Given task: Scan the records for the string "html"; copy each line where it occurs.

Dataset excerpts:
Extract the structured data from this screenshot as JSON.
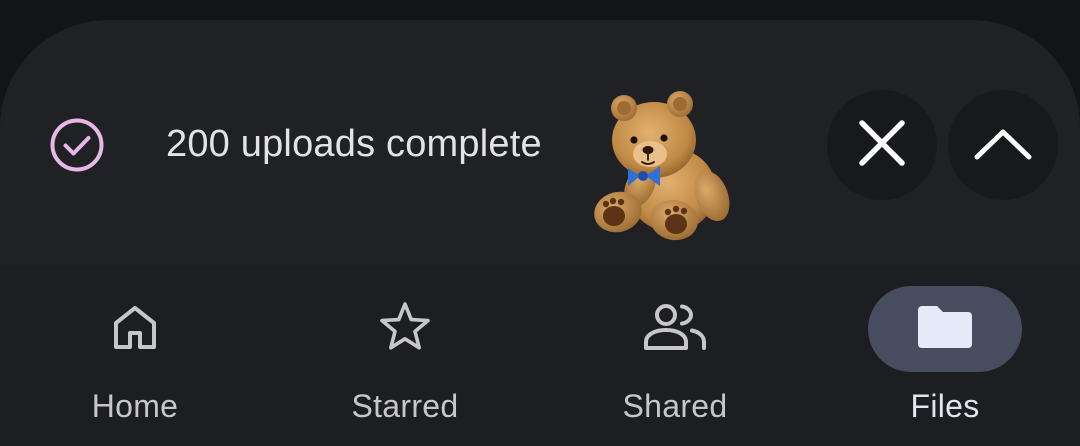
{
  "upload_banner": {
    "status_text": "200 uploads complete",
    "status_icon": "check-circle-icon",
    "sticker": "teddy-bear-sticker",
    "close_icon": "close-icon",
    "expand_icon": "chevron-up-icon",
    "check_color": "#e7b8e6"
  },
  "bottom_nav": {
    "items": [
      {
        "label": "Home",
        "icon": "home-icon",
        "active": false
      },
      {
        "label": "Starred",
        "icon": "star-icon",
        "active": false
      },
      {
        "label": "Shared",
        "icon": "people-icon",
        "active": false
      },
      {
        "label": "Files",
        "icon": "folder-icon",
        "active": true
      }
    ],
    "active_pill_color": "#474c5e"
  }
}
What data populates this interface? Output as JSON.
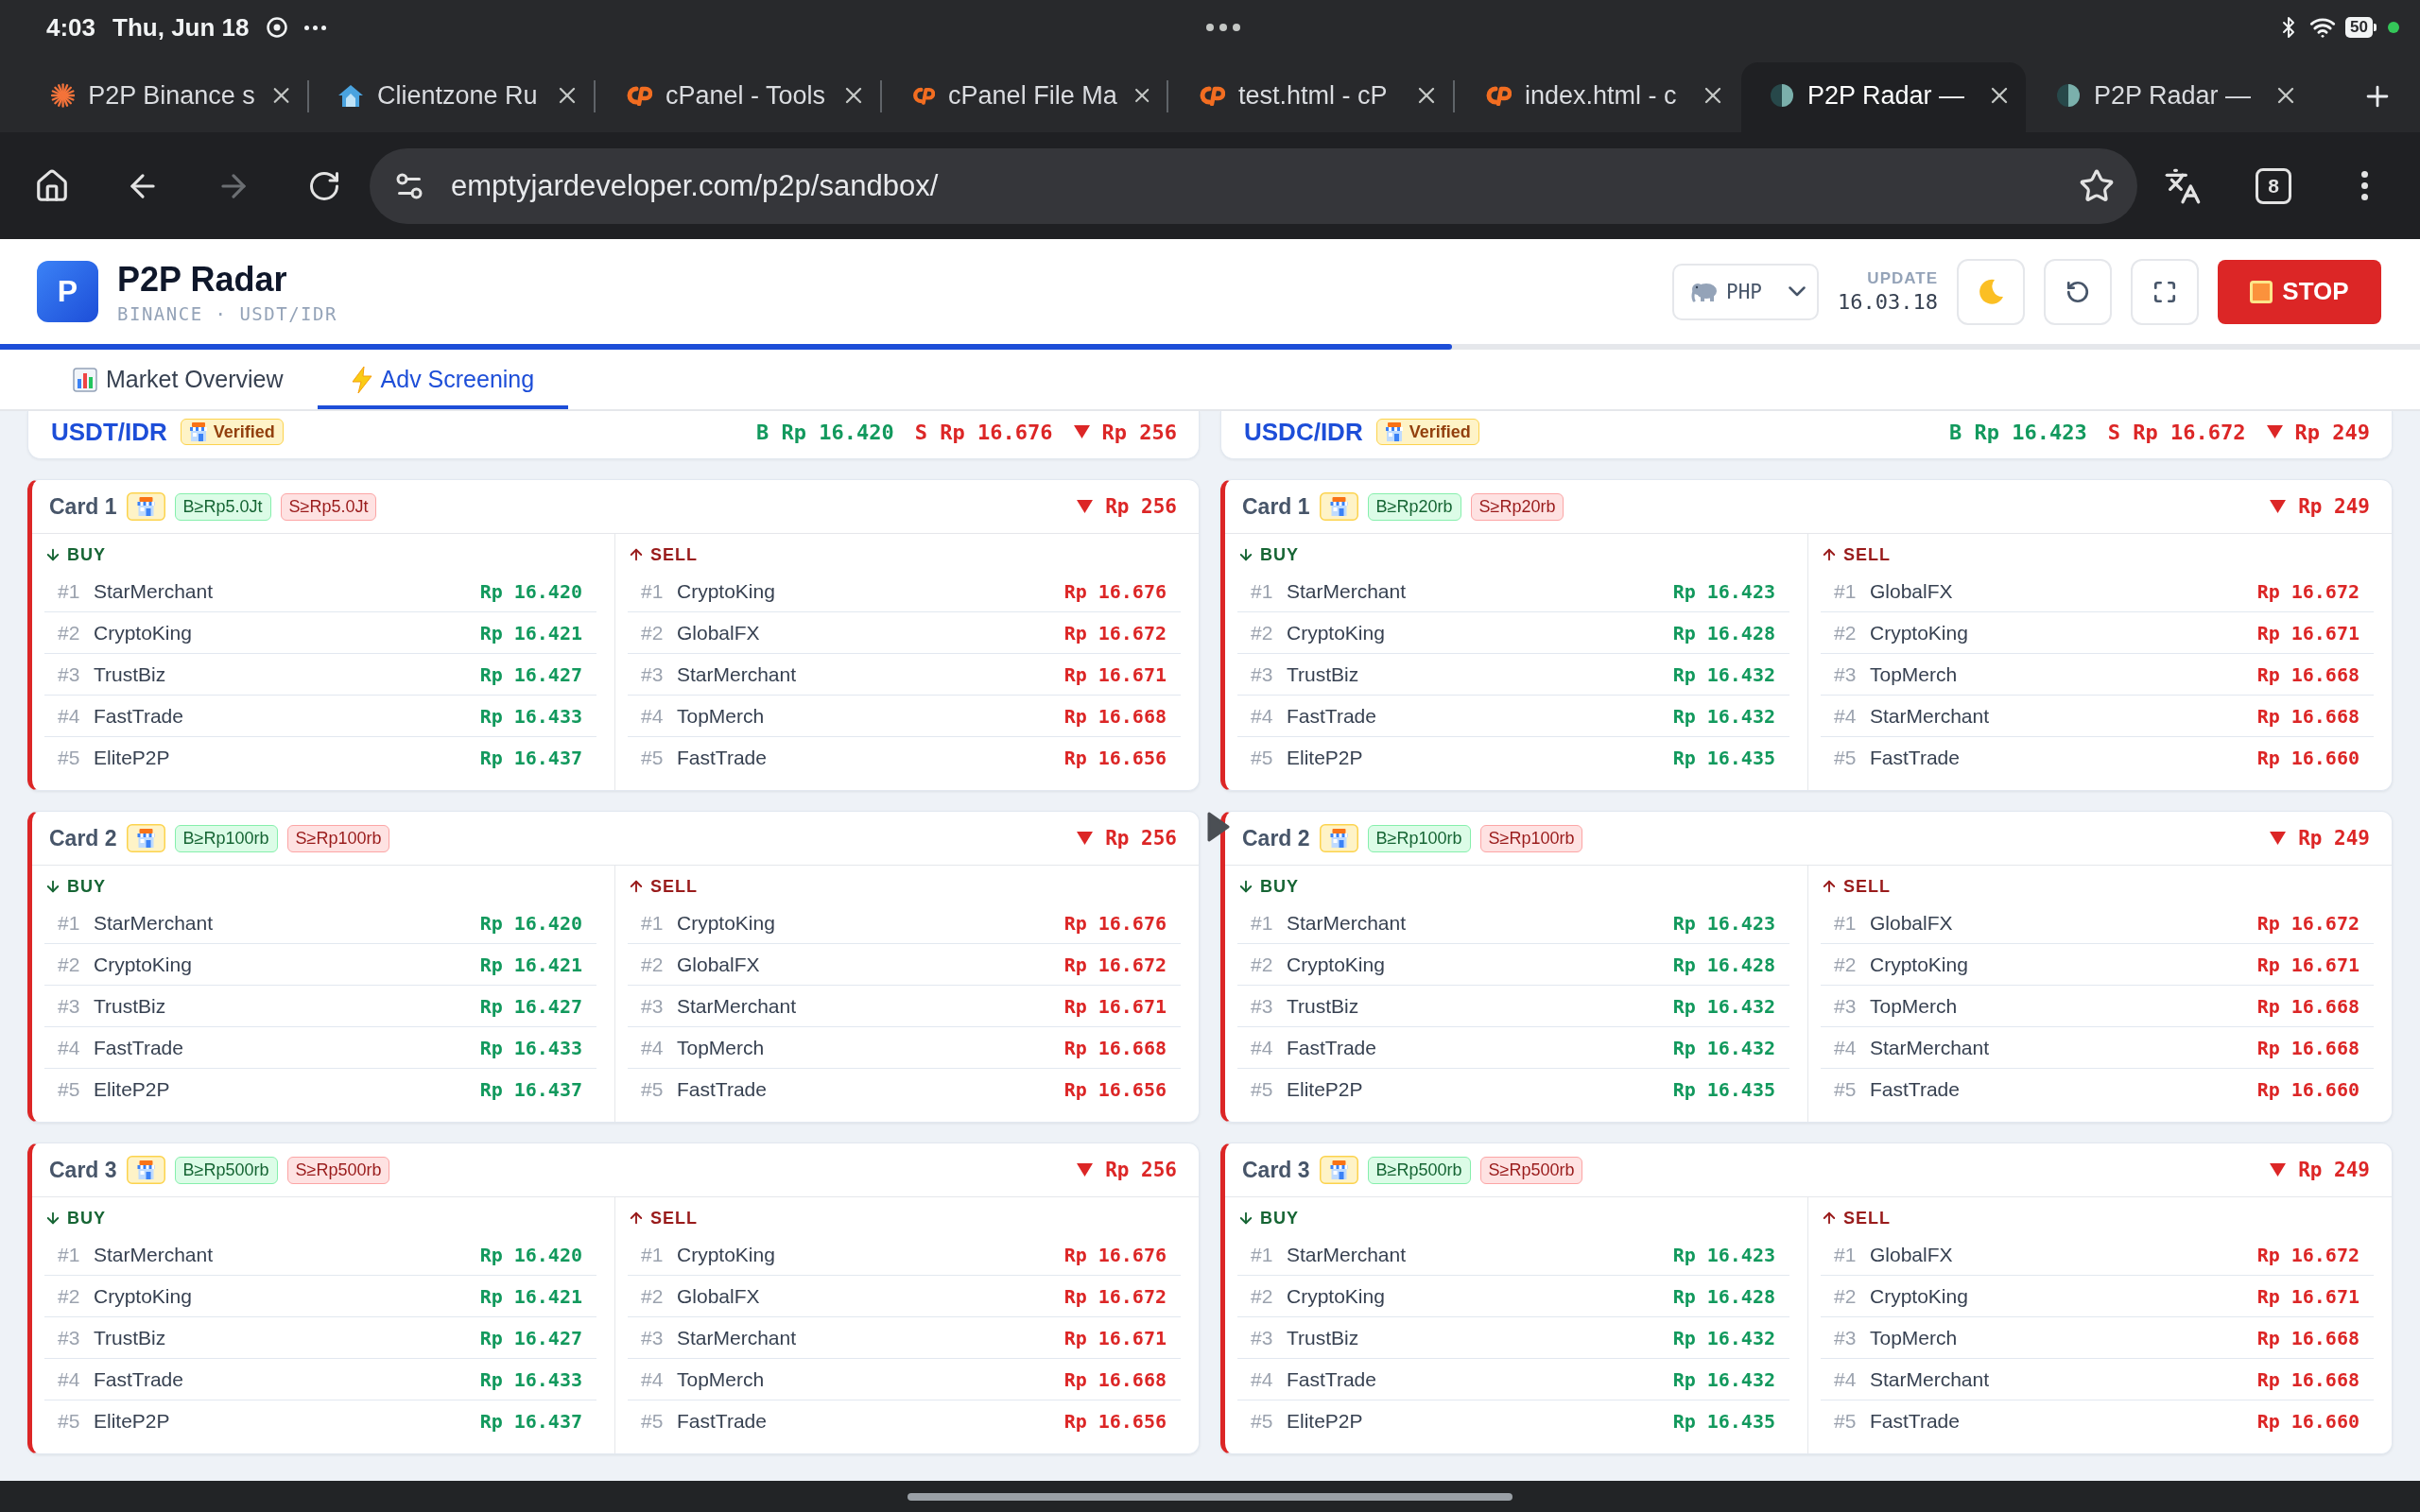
{
  "status_bar": {
    "time": "4:03",
    "date": "Thu, Jun 18",
    "battery": "50"
  },
  "browser_tabs": [
    {
      "kind": "sunburst",
      "title": "P2P Binance s",
      "selected": false
    },
    {
      "kind": "house",
      "title": "Clientzone Ru",
      "selected": false
    },
    {
      "kind": "cp",
      "title": "cPanel - Tools",
      "selected": false
    },
    {
      "kind": "cp",
      "title": "cPanel File Ma",
      "selected": false
    },
    {
      "kind": "cp",
      "title": "test.html - cP",
      "selected": false
    },
    {
      "kind": "cp",
      "title": "index.html - c",
      "selected": false
    },
    {
      "kind": "disc",
      "title": "P2P Radar —",
      "selected": true
    },
    {
      "kind": "disc",
      "title": "P2P Radar —",
      "selected": false
    }
  ],
  "toolbar": {
    "forward_disabled": true,
    "url": "emptyjardeveloper.com/p2p/sandbox/",
    "tab_count": "8"
  },
  "app_header": {
    "logo_letter": "P",
    "title": "P2P Radar",
    "subtitle": "BINANCE · USDT/IDR",
    "currency": "PHP",
    "update_label": "UPDATE",
    "update_time": "16.03.18",
    "stop_label": "STOP"
  },
  "refresh_progress": {
    "level": 0.6
  },
  "tabs": [
    {
      "label": "Market Overview",
      "selected": false
    },
    {
      "label": "Adv Screening",
      "selected": true
    }
  ],
  "markets": [
    {
      "pair": "USDT/IDR",
      "badge": "Verified",
      "buy": "B Rp 16.420",
      "sell": "S Rp 16.676",
      "spread": "Rp 256",
      "cards": [
        {
          "title": "Card 1",
          "buy_filter": "B≥Rp5.0Jt",
          "sell_filter": "S≥Rp5.0Jt",
          "spread": "Rp 256",
          "buy_label": "BUY",
          "sell_label": "SELL",
          "buy_offers": [
            {
              "rank": "#1",
              "name": "StarMerchant",
              "price": "Rp 16.420"
            },
            {
              "rank": "#2",
              "name": "CryptoKing",
              "price": "Rp 16.421"
            },
            {
              "rank": "#3",
              "name": "TrustBiz",
              "price": "Rp 16.427"
            },
            {
              "rank": "#4",
              "name": "FastTrade",
              "price": "Rp 16.433"
            },
            {
              "rank": "#5",
              "name": "EliteP2P",
              "price": "Rp 16.437"
            }
          ],
          "sell_offers": [
            {
              "rank": "#1",
              "name": "CryptoKing",
              "price": "Rp 16.676"
            },
            {
              "rank": "#2",
              "name": "GlobalFX",
              "price": "Rp 16.672"
            },
            {
              "rank": "#3",
              "name": "StarMerchant",
              "price": "Rp 16.671"
            },
            {
              "rank": "#4",
              "name": "TopMerch",
              "price": "Rp 16.668"
            },
            {
              "rank": "#5",
              "name": "FastTrade",
              "price": "Rp 16.656"
            }
          ]
        },
        {
          "title": "Card 2",
          "buy_filter": "B≥Rp100rb",
          "sell_filter": "S≥Rp100rb",
          "spread": "Rp 256",
          "buy_label": "BUY",
          "sell_label": "SELL",
          "buy_offers": [
            {
              "rank": "#1",
              "name": "StarMerchant",
              "price": "Rp 16.420"
            },
            {
              "rank": "#2",
              "name": "CryptoKing",
              "price": "Rp 16.421"
            },
            {
              "rank": "#3",
              "name": "TrustBiz",
              "price": "Rp 16.427"
            },
            {
              "rank": "#4",
              "name": "FastTrade",
              "price": "Rp 16.433"
            },
            {
              "rank": "#5",
              "name": "EliteP2P",
              "price": "Rp 16.437"
            }
          ],
          "sell_offers": [
            {
              "rank": "#1",
              "name": "CryptoKing",
              "price": "Rp 16.676"
            },
            {
              "rank": "#2",
              "name": "GlobalFX",
              "price": "Rp 16.672"
            },
            {
              "rank": "#3",
              "name": "StarMerchant",
              "price": "Rp 16.671"
            },
            {
              "rank": "#4",
              "name": "TopMerch",
              "price": "Rp 16.668"
            },
            {
              "rank": "#5",
              "name": "FastTrade",
              "price": "Rp 16.656"
            }
          ]
        },
        {
          "title": "Card 3",
          "buy_filter": "B≥Rp500rb",
          "sell_filter": "S≥Rp500rb",
          "spread": "Rp 256",
          "buy_label": "BUY",
          "sell_label": "SELL",
          "buy_offers": [
            {
              "rank": "#1",
              "name": "StarMerchant",
              "price": "Rp 16.420"
            },
            {
              "rank": "#2",
              "name": "CryptoKing",
              "price": "Rp 16.421"
            },
            {
              "rank": "#3",
              "name": "TrustBiz",
              "price": "Rp 16.427"
            },
            {
              "rank": "#4",
              "name": "FastTrade",
              "price": "Rp 16.433"
            },
            {
              "rank": "#5",
              "name": "EliteP2P",
              "price": "Rp 16.437"
            }
          ],
          "sell_offers": [
            {
              "rank": "#1",
              "name": "CryptoKing",
              "price": "Rp 16.676"
            },
            {
              "rank": "#2",
              "name": "GlobalFX",
              "price": "Rp 16.672"
            },
            {
              "rank": "#3",
              "name": "StarMerchant",
              "price": "Rp 16.671"
            },
            {
              "rank": "#4",
              "name": "TopMerch",
              "price": "Rp 16.668"
            },
            {
              "rank": "#5",
              "name": "FastTrade",
              "price": "Rp 16.656"
            }
          ]
        }
      ]
    },
    {
      "pair": "USDC/IDR",
      "badge": "Verified",
      "buy": "B Rp 16.423",
      "sell": "S Rp 16.672",
      "spread": "Rp 249",
      "cards": [
        {
          "title": "Card 1",
          "buy_filter": "B≥Rp20rb",
          "sell_filter": "S≥Rp20rb",
          "spread": "Rp 249",
          "buy_label": "BUY",
          "sell_label": "SELL",
          "buy_offers": [
            {
              "rank": "#1",
              "name": "StarMerchant",
              "price": "Rp 16.423"
            },
            {
              "rank": "#2",
              "name": "CryptoKing",
              "price": "Rp 16.428"
            },
            {
              "rank": "#3",
              "name": "TrustBiz",
              "price": "Rp 16.432"
            },
            {
              "rank": "#4",
              "name": "FastTrade",
              "price": "Rp 16.432"
            },
            {
              "rank": "#5",
              "name": "EliteP2P",
              "price": "Rp 16.435"
            }
          ],
          "sell_offers": [
            {
              "rank": "#1",
              "name": "GlobalFX",
              "price": "Rp 16.672"
            },
            {
              "rank": "#2",
              "name": "CryptoKing",
              "price": "Rp 16.671"
            },
            {
              "rank": "#3",
              "name": "TopMerch",
              "price": "Rp 16.668"
            },
            {
              "rank": "#4",
              "name": "StarMerchant",
              "price": "Rp 16.668"
            },
            {
              "rank": "#5",
              "name": "FastTrade",
              "price": "Rp 16.660"
            }
          ]
        },
        {
          "title": "Card 2",
          "buy_filter": "B≥Rp100rb",
          "sell_filter": "S≥Rp100rb",
          "spread": "Rp 249",
          "buy_label": "BUY",
          "sell_label": "SELL",
          "buy_offers": [
            {
              "rank": "#1",
              "name": "StarMerchant",
              "price": "Rp 16.423"
            },
            {
              "rank": "#2",
              "name": "CryptoKing",
              "price": "Rp 16.428"
            },
            {
              "rank": "#3",
              "name": "TrustBiz",
              "price": "Rp 16.432"
            },
            {
              "rank": "#4",
              "name": "FastTrade",
              "price": "Rp 16.432"
            },
            {
              "rank": "#5",
              "name": "EliteP2P",
              "price": "Rp 16.435"
            }
          ],
          "sell_offers": [
            {
              "rank": "#1",
              "name": "GlobalFX",
              "price": "Rp 16.672"
            },
            {
              "rank": "#2",
              "name": "CryptoKing",
              "price": "Rp 16.671"
            },
            {
              "rank": "#3",
              "name": "TopMerch",
              "price": "Rp 16.668"
            },
            {
              "rank": "#4",
              "name": "StarMerchant",
              "price": "Rp 16.668"
            },
            {
              "rank": "#5",
              "name": "FastTrade",
              "price": "Rp 16.660"
            }
          ]
        },
        {
          "title": "Card 3",
          "buy_filter": "B≥Rp500rb",
          "sell_filter": "S≥Rp500rb",
          "spread": "Rp 249",
          "buy_label": "BUY",
          "sell_label": "SELL",
          "buy_offers": [
            {
              "rank": "#1",
              "name": "StarMerchant",
              "price": "Rp 16.423"
            },
            {
              "rank": "#2",
              "name": "CryptoKing",
              "price": "Rp 16.428"
            },
            {
              "rank": "#3",
              "name": "TrustBiz",
              "price": "Rp 16.432"
            },
            {
              "rank": "#4",
              "name": "FastTrade",
              "price": "Rp 16.432"
            },
            {
              "rank": "#5",
              "name": "EliteP2P",
              "price": "Rp 16.435"
            }
          ],
          "sell_offers": [
            {
              "rank": "#1",
              "name": "GlobalFX",
              "price": "Rp 16.672"
            },
            {
              "rank": "#2",
              "name": "CryptoKing",
              "price": "Rp 16.671"
            },
            {
              "rank": "#3",
              "name": "TopMerch",
              "price": "Rp 16.668"
            },
            {
              "rank": "#4",
              "name": "StarMerchant",
              "price": "Rp 16.668"
            },
            {
              "rank": "#5",
              "name": "FastTrade",
              "price": "Rp 16.660"
            }
          ]
        }
      ]
    }
  ]
}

Correct result:
      "title": "test.html - cP",
      "title": "index.html - c",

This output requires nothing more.